**Brief:** Copy the part of the text on places named after Pierre Brossolette that starts with "Walloon county" and goes on through "is rectified accordingly.", word for word.

**Given passage:**
Many places, predominantly in France, have been named after French Resistance leader and hero Pierre Brossolette.

Summary 
More than 600 public places can be accounted for bearing the name of Pierre Brossolette, a top leader and hero of French Resistance, making it one of the top-20 most-featured all-time public names in France.  Most of them were inaugurated before 1964, in which period he was actually considered the most influential leader and the greatest hero of the wartime period. Accessorily, street inaugurations were systematically made, before Jean Moulin's Panthéon enthronement in 1964, according to the official government "tripartite" chart: Henri Honoré d'Estienne d'Orves (representing royalists and by extension the right-wing), Pierre Brossolette (socialists) and Gabriel Péri (communists).

Among these places, most are streets/squares distributed all over France, including overseas counties like La Réunion. 
The total count nears 500 (at least 490 actually) streets ranging from boulevards to cul-de-sacs, squares and greens, quays and bridges.

Also at least 76 schools, 27 venues (stadia, gyms, community centers), 8 estates/projects and 23 condominia can be counted, adding up to a minimum count of 624 places (not including building and street plaques, steles and monuments).

Streets and squares

By county
As of 2010, France counts 36 683 counties averaging an area of 14.88 km².

Among top 500 counties in France
The top 500 populated counties account for a population of 26.5M (40% of the overall French population).

 Street/square count: 211
 County count: 199
 Population coverage: 52% (13.6M inhabitants)

In a nutshell, 1 out of 2 Frenchmen residing in a top 500 county will have that county featuring a street/square Pierre-Brossolette.

Remaining featured French counties

 Street/square count: 282
 County count: 272

By region/province
 Île-de-France's #1 Paris metropolitan area alone accounts for 127 counties featuring streets/squares Pierre-Brossolette.

Walloon county
 Seraing,  province of Liège, Belgium — Place (Square) Pierre-Brossolette

Totals
 Street/square count: 490

Obs.: at least 4 streets are double-counted as they border two counties: Montrouge (rank 128) / Malakoff (249), Draveil (284) / Vigneux-sur-seine (305), Villeneuve-le-Roi (503) / Ablon-sur-Seine (2 000), Pierrefitte-Nestalas (7 743) / Soulom (24 935). The count above is rectified accordingly.

**Data supplied:**
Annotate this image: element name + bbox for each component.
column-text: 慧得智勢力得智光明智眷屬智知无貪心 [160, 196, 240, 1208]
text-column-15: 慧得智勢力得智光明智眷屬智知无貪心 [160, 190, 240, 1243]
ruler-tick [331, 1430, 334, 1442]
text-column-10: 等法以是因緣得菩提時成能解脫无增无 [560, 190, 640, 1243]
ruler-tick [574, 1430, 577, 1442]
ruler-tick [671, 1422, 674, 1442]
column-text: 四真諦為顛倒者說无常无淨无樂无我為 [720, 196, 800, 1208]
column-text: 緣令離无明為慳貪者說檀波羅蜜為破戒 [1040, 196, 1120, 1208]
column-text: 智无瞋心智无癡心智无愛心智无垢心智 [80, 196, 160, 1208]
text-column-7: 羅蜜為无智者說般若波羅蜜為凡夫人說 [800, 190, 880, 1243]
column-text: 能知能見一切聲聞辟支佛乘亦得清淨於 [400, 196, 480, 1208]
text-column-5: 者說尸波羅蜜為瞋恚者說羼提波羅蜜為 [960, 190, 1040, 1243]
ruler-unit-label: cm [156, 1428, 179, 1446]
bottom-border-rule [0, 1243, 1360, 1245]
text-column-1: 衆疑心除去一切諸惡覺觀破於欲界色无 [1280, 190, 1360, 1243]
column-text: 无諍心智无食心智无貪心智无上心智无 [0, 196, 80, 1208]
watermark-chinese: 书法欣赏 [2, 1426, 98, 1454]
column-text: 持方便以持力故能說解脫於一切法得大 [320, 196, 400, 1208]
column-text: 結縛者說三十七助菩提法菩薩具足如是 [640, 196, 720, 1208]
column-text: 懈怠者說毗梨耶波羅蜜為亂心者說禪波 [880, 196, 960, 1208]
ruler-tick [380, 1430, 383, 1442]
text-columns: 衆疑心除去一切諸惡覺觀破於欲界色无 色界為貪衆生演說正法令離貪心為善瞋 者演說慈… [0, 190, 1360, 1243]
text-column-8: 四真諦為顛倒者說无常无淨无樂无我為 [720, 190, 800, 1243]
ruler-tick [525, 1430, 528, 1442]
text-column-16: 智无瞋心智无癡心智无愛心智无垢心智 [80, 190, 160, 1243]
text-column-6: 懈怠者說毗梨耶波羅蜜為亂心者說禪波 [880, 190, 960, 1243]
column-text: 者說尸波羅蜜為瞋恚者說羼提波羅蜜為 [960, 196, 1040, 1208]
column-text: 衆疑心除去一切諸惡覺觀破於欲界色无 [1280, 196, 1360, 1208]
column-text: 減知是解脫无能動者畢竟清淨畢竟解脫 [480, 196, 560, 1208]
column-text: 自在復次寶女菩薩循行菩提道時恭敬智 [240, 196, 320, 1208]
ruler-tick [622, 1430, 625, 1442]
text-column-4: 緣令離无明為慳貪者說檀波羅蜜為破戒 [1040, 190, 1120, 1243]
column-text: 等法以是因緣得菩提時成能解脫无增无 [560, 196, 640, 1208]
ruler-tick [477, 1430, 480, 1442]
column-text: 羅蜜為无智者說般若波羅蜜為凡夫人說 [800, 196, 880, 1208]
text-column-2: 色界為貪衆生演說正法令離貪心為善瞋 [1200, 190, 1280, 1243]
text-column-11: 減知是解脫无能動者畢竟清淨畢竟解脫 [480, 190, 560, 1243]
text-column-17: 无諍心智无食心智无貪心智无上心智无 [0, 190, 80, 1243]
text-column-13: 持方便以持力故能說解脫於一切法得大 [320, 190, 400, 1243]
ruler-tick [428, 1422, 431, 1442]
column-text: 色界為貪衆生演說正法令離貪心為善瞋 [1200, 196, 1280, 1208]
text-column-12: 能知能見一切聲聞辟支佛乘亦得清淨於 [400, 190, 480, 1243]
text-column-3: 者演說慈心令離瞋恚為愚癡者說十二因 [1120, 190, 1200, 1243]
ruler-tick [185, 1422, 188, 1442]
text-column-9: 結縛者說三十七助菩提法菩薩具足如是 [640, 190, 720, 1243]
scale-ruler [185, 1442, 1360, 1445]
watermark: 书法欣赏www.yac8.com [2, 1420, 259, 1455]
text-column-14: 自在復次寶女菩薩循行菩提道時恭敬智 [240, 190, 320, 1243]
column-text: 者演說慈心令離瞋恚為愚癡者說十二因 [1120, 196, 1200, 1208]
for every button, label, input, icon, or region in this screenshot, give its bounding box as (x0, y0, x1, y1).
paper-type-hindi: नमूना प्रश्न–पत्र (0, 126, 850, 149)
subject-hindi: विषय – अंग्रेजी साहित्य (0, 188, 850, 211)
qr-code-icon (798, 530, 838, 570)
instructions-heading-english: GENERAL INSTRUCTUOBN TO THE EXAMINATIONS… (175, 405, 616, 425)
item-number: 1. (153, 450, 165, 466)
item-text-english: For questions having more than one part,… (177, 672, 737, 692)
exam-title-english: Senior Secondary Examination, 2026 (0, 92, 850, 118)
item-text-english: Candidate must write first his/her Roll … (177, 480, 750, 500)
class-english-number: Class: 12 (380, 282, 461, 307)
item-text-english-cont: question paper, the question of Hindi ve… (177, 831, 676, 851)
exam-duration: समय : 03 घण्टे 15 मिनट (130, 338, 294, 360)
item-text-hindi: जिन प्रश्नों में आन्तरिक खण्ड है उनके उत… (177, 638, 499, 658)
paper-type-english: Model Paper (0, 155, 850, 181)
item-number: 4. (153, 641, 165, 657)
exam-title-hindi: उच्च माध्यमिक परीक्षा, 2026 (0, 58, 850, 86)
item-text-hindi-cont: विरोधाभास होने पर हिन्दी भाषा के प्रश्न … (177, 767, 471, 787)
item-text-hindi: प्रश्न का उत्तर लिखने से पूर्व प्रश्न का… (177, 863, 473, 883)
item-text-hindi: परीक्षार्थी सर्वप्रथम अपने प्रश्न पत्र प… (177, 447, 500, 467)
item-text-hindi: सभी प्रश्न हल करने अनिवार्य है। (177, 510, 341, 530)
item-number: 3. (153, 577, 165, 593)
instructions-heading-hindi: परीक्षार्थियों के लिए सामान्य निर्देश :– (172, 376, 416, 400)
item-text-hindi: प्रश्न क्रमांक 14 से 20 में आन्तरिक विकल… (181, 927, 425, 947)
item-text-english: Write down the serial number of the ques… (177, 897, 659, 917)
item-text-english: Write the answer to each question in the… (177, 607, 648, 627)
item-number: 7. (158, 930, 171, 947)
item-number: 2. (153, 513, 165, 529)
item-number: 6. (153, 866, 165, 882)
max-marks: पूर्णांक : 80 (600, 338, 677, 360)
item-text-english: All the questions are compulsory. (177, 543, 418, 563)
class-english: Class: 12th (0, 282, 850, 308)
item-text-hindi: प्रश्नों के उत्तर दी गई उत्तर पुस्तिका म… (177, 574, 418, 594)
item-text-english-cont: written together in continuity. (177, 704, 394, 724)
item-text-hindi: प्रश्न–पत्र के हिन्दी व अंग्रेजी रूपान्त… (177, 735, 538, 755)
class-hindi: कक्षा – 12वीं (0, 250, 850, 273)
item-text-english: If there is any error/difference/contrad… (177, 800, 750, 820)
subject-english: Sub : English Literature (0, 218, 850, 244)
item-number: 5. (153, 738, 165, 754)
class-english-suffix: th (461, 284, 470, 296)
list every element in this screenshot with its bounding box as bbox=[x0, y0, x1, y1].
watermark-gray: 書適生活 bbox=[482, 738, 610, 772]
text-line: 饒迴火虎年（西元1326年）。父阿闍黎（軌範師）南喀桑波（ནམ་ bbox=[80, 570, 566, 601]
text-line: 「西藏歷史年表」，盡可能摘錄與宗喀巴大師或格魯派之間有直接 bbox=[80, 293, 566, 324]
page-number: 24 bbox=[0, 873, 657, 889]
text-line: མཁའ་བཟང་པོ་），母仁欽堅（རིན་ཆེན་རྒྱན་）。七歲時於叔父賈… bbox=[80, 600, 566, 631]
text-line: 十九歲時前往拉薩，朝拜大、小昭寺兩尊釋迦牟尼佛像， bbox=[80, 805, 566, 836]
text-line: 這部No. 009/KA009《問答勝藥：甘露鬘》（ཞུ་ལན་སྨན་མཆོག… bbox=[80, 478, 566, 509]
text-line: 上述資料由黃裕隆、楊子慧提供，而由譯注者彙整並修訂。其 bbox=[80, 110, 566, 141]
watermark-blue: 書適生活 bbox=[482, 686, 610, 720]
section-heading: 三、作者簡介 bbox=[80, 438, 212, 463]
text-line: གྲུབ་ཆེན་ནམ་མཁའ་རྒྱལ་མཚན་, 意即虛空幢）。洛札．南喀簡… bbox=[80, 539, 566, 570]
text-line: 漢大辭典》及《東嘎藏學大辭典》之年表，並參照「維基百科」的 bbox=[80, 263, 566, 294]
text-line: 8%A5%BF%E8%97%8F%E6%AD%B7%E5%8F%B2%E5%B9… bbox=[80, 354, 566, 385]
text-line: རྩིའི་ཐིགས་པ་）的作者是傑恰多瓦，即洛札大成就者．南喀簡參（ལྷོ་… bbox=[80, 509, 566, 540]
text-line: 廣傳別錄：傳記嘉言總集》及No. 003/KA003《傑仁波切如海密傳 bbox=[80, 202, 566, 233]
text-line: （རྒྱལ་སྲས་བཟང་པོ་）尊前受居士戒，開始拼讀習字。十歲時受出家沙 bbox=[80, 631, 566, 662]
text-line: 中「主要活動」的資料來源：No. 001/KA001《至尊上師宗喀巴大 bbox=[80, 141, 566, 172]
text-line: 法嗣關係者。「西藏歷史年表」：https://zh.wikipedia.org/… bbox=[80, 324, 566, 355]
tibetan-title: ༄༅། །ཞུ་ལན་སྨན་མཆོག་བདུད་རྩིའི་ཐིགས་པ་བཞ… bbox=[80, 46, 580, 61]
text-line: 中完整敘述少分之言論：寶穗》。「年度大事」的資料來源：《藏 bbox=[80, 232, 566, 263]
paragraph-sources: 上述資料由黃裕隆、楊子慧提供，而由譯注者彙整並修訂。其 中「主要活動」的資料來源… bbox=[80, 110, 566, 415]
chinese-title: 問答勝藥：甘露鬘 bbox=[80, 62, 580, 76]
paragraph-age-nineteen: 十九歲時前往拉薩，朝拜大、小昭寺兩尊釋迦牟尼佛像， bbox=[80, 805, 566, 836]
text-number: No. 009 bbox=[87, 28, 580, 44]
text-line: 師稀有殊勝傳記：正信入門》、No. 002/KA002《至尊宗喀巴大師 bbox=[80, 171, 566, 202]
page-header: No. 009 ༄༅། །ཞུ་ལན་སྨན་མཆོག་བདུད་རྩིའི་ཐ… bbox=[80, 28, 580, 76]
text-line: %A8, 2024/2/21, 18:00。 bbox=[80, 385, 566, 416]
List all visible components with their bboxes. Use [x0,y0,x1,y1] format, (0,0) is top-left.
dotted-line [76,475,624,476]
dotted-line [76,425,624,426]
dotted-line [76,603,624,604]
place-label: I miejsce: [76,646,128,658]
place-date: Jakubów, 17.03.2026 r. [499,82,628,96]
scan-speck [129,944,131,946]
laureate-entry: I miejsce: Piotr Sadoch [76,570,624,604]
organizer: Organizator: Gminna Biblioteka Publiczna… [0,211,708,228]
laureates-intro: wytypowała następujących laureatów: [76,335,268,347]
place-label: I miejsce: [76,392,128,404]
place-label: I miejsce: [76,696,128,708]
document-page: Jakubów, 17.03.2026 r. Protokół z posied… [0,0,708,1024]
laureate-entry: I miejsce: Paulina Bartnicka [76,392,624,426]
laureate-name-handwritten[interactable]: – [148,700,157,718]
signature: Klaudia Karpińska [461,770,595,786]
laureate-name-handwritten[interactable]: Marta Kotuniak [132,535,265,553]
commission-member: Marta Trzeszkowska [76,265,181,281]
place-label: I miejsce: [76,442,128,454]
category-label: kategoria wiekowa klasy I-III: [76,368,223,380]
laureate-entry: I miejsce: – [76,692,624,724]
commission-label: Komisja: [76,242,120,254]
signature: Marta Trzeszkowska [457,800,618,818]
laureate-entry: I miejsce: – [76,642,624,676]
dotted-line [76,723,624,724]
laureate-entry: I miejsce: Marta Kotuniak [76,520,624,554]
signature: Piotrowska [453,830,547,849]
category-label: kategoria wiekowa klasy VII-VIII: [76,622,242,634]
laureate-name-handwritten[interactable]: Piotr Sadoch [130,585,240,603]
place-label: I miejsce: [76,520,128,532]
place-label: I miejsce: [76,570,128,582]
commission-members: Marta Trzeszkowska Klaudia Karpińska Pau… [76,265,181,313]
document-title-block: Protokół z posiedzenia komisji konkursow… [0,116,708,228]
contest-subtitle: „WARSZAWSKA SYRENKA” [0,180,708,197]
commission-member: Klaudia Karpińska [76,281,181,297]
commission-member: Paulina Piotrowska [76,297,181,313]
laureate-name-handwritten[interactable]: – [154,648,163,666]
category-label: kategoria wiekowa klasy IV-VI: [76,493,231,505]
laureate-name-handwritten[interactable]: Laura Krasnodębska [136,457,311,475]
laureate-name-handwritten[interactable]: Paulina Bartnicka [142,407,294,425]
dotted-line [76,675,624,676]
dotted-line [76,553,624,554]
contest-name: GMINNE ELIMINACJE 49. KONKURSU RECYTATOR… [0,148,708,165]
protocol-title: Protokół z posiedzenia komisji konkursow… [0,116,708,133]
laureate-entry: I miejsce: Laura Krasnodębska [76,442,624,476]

**Solution to this task:**
Walloon county
 Seraing,  province of Liège, Belgium — Place (Square) Pierre-Brossolette

Totals
 Street/square count: 490

Obs.: at least 4 streets are double-counted as they border two counties: Montrouge (rank 128) / Malakoff (249), Draveil (284) / Vigneux-sur-seine (305), Villeneuve-le-Roi (503) / Ablon-sur-Seine (2 000), Pierrefitte-Nestalas (7 743) / Soulom (24 935). The count above is rectified accordingly.